_EXERCISE INSTRUCTIONS_.
The entries below should be given again exactly, minus their pictures.

_DATA FOR THIS TASK_.
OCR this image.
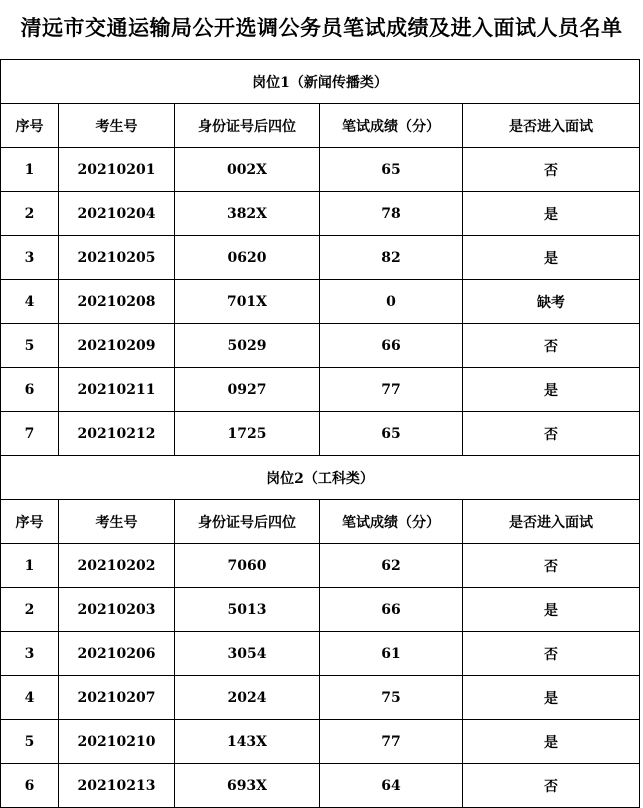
清远市交通运输局公开选调公务员笔试成绩及进入面试人员名单
岗位1（新闻传播类）				
序号	考生号	身份证号后四位	笔试成绩（分）	是否进入面试
1	20210201	002X	65	否
2	20210204	382X	78	是
3	20210205	0620	82	是
4	20210208	701X	0	缺考
5	20210209	5029	66	否
6	20210211	0927	77	是
7	20210212	1725	65	否
岗位2（工科类）				
序号	考生号	身份证号后四位	笔试成绩（分）	是否进入面试
1	20210202	7060	62	否
2	20210203	5013	66	是
3	20210206	3054	61	否
4	20210207	2024	75	是
5	20210210	143X	77	是
6	20210213	693X	64	否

_CORRECT ANSWER_.
OCR this image.
清远市交通运输局公开选调公务员笔试成绩及进入面试人员名单
岗位1（新闻传播类）				
序号	考生号	身份证号后四位	笔试成绩（分）	是否进入面试
1	20210201	002X	65	否
2	20210204	382X	78	是
3	20210205	0620	82	是
4	20210208	701X	0	缺考
5	20210209	5029	66	否
6	20210211	0927	77	是
7	20210212	1725	65	否
岗位2（工科类）				
序号	考生号	身份证号后四位	笔试成绩（分）	是否进入面试
1	20210202	7060	62	否
2	20210203	5013	66	是
3	20210206	3054	61	否
4	20210207	2024	75	是
5	20210210	143X	77	是
6	20210213	693X	64	否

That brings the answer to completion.